- [EXERCISE PROMPT]: Give all of the lines again exactly as they read.

- [LISTED RECORDS]:
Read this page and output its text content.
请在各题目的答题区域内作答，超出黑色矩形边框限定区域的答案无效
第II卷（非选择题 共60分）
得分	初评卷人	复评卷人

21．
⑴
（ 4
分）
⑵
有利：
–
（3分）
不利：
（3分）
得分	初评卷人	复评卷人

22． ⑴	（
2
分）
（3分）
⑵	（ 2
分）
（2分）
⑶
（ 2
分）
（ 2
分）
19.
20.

- [EXERCISE SOLUTION]:
Read this page and output its text content.
请在各题目的答题区域内作答，超出黑色矩形边框限定区域的答案无效
第II卷（非选择题 共60分）
得分	初评卷人	复评卷人

21．
⑴
（ 4
分）
⑵
有利：
–
（3分）
不利：
（3分）
得分	初评卷人	复评卷人

22． ⑴	（
2
分）
（3分）
⑵	（ 2
分）
（2分）
⑶
（ 2
分）
（ 2
分）
19.
20.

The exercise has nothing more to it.